::: RECORDS :::

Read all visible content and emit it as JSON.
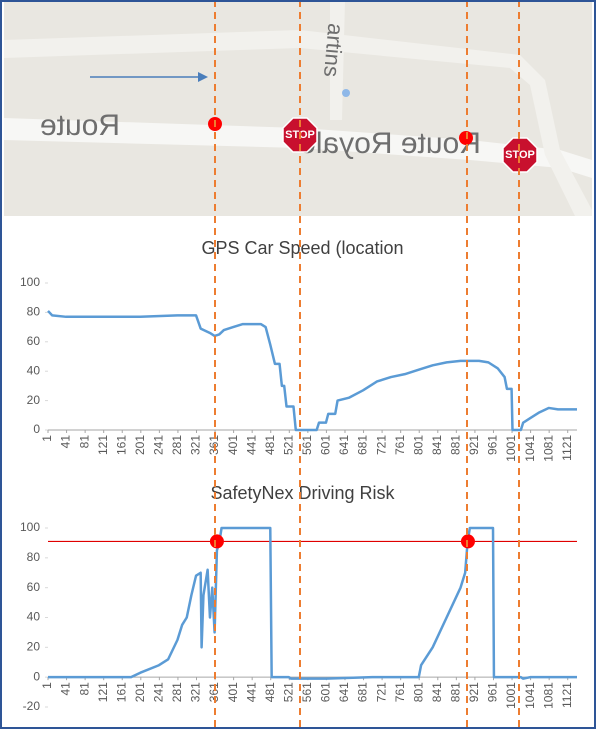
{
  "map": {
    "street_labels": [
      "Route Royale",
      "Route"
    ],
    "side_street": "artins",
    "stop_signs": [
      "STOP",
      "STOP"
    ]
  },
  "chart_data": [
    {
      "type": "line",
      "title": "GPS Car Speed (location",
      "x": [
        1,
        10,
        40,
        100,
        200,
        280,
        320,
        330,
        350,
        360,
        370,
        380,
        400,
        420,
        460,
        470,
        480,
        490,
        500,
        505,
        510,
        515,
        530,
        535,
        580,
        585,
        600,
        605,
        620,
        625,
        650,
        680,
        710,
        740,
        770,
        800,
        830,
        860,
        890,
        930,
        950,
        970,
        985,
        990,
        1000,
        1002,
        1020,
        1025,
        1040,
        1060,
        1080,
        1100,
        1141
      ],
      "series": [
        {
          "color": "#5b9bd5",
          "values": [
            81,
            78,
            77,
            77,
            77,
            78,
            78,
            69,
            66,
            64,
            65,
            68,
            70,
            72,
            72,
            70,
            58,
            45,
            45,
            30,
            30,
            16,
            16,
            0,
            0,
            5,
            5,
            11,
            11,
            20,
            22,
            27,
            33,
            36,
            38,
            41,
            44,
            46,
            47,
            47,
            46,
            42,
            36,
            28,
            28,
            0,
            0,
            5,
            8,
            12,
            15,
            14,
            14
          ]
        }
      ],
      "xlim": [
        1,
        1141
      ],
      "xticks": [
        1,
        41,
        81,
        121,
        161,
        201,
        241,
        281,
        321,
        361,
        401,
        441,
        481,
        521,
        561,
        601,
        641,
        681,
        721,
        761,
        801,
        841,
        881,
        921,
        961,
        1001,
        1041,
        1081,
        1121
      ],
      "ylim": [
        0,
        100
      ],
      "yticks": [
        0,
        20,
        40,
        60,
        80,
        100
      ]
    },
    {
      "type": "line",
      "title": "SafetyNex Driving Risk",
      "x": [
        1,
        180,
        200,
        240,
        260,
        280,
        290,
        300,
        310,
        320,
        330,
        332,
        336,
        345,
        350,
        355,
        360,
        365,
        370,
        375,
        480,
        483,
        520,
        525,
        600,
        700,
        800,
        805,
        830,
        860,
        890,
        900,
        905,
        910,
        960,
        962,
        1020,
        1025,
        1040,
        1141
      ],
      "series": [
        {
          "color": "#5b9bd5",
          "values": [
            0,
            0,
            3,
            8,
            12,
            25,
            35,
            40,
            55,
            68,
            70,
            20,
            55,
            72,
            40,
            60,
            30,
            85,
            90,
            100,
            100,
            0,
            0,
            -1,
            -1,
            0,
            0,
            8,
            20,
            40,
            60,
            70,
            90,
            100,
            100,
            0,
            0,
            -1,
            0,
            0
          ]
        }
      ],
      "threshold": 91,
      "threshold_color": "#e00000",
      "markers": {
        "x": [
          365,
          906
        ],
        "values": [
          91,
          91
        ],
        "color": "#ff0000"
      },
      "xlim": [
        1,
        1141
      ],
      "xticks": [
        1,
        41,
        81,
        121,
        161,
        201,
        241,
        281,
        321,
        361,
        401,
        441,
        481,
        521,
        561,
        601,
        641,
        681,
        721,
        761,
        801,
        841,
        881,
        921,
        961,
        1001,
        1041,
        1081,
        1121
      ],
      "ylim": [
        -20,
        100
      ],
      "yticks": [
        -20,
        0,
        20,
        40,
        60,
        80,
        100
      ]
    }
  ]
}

:::

Except for the pictures, print the data above exactly.

### ANSWER TO THE PROBLEM
Read all visible content and emit it as JSON.
{
  "map": {
    "street_labels": [
      "Route Royale",
      "Route"
    ],
    "side_street": "artins",
    "stop_signs": [
      "STOP",
      "STOP"
    ]
  },
  "chart_data": [
    {
      "type": "line",
      "title": "GPS Car Speed (location",
      "x": [
        1,
        10,
        40,
        100,
        200,
        280,
        320,
        330,
        350,
        360,
        370,
        380,
        400,
        420,
        460,
        470,
        480,
        490,
        500,
        505,
        510,
        515,
        530,
        535,
        580,
        585,
        600,
        605,
        620,
        625,
        650,
        680,
        710,
        740,
        770,
        800,
        830,
        860,
        890,
        930,
        950,
        970,
        985,
        990,
        1000,
        1002,
        1020,
        1025,
        1040,
        1060,
        1080,
        1100,
        1141
      ],
      "series": [
        {
          "color": "#5b9bd5",
          "values": [
            81,
            78,
            77,
            77,
            77,
            78,
            78,
            69,
            66,
            64,
            65,
            68,
            70,
            72,
            72,
            70,
            58,
            45,
            45,
            30,
            30,
            16,
            16,
            0,
            0,
            5,
            5,
            11,
            11,
            20,
            22,
            27,
            33,
            36,
            38,
            41,
            44,
            46,
            47,
            47,
            46,
            42,
            36,
            28,
            28,
            0,
            0,
            5,
            8,
            12,
            15,
            14,
            14
          ]
        }
      ],
      "xlim": [
        1,
        1141
      ],
      "xticks": [
        1,
        41,
        81,
        121,
        161,
        201,
        241,
        281,
        321,
        361,
        401,
        441,
        481,
        521,
        561,
        601,
        641,
        681,
        721,
        761,
        801,
        841,
        881,
        921,
        961,
        1001,
        1041,
        1081,
        1121
      ],
      "ylim": [
        0,
        100
      ],
      "yticks": [
        0,
        20,
        40,
        60,
        80,
        100
      ]
    },
    {
      "type": "line",
      "title": "SafetyNex Driving Risk",
      "x": [
        1,
        180,
        200,
        240,
        260,
        280,
        290,
        300,
        310,
        320,
        330,
        332,
        336,
        345,
        350,
        355,
        360,
        365,
        370,
        375,
        480,
        483,
        520,
        525,
        600,
        700,
        800,
        805,
        830,
        860,
        890,
        900,
        905,
        910,
        960,
        962,
        1020,
        1025,
        1040,
        1141
      ],
      "series": [
        {
          "color": "#5b9bd5",
          "values": [
            0,
            0,
            3,
            8,
            12,
            25,
            35,
            40,
            55,
            68,
            70,
            20,
            55,
            72,
            40,
            60,
            30,
            85,
            90,
            100,
            100,
            0,
            0,
            -1,
            -1,
            0,
            0,
            8,
            20,
            40,
            60,
            70,
            90,
            100,
            100,
            0,
            0,
            -1,
            0,
            0
          ]
        }
      ],
      "threshold": 91,
      "threshold_color": "#e00000",
      "markers": {
        "x": [
          365,
          906
        ],
        "values": [
          91,
          91
        ],
        "color": "#ff0000"
      },
      "xlim": [
        1,
        1141
      ],
      "xticks": [
        1,
        41,
        81,
        121,
        161,
        201,
        241,
        281,
        321,
        361,
        401,
        441,
        481,
        521,
        561,
        601,
        641,
        681,
        721,
        761,
        801,
        841,
        881,
        921,
        961,
        1001,
        1041,
        1081,
        1121
      ],
      "ylim": [
        -20,
        100
      ],
      "yticks": [
        -20,
        0,
        20,
        40,
        60,
        80,
        100
      ]
    }
  ]
}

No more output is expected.